● **PROBLEM DESCRIPTION**
Extract the lines that carry the string "Reviewer" from the listing.

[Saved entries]
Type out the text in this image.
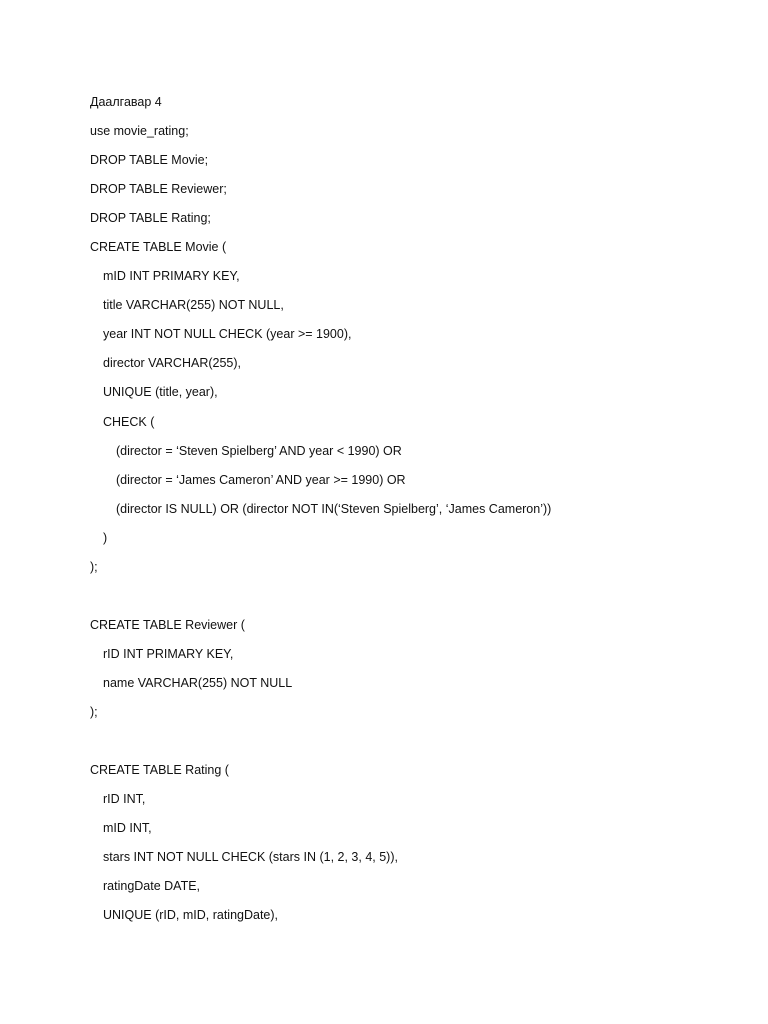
Даалгавар 4
use movie_rating;
DROP TABLE Movie;
DROP TABLE Reviewer;
DROP TABLE Rating;
CREATE TABLE Movie (
mID INT PRIMARY KEY,
title VARCHAR(255) NOT NULL,
year INT NOT NULL CHECK (year >= 1900),
director VARCHAR(255),
UNIQUE (title, year),
CHECK (
(director = ‘Steven Spielberg’ AND year < 1990) OR
(director = ‘James Cameron’ AND year >= 1990) OR
(director IS NULL) OR (director NOT IN(‘Steven Spielberg’, ‘James Cameron’))
)
);
CREATE TABLE Reviewer (
rID INT PRIMARY KEY,
name VARCHAR(255) NOT NULL
);
CREATE TABLE Rating (
rID INT,
mID INT,
stars INT NOT NULL CHECK (stars IN (1, 2, 3, 4, 5)),
ratingDate DATE,
UNIQUE (rID, mID, ratingDate),
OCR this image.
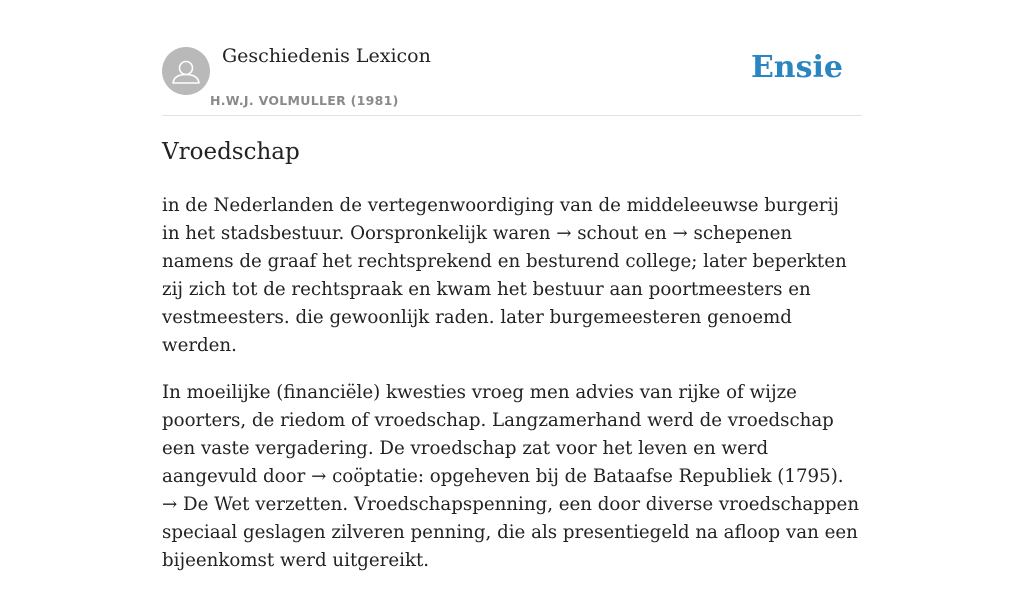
Geschiedenis Lexicon
H.W.J. VOLMULLER (1981)
Ensie
Vroedschap

in de Nederlanden de vertegenwoordiging van de middeleeuwse burgerij in het stadsbestuur. Oorspronkelijk waren → schout en → schepenen namens de graaf het rechtsprekend en besturend college; later beperkten zij zich tot de rechtspraak en kwam het bestuur aan poortmeesters en vestmeesters. die gewoonlijk raden. later burgemeesteren genoemd werden.

In moeilijke (financiële) kwesties vroeg men advies van rijke of wijze poorters, de riedom of vroedschap. Langzamerhand werd de vroedschap een vaste vergadering. De vroedschap zat voor het leven en werd aangevuld door → coöptatie: opgeheven bij de Bataafse Republiek (1795). → De Wet verzetten. Vroedschapspenning, een door diverse vroedschappen speciaal geslagen zilveren penning, die als presentiegeld na afloop van een bijeenkomst werd uitgereikt.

● **THE ANSWER**
DROP TABLE Reviewer;
CREATE TABLE Reviewer (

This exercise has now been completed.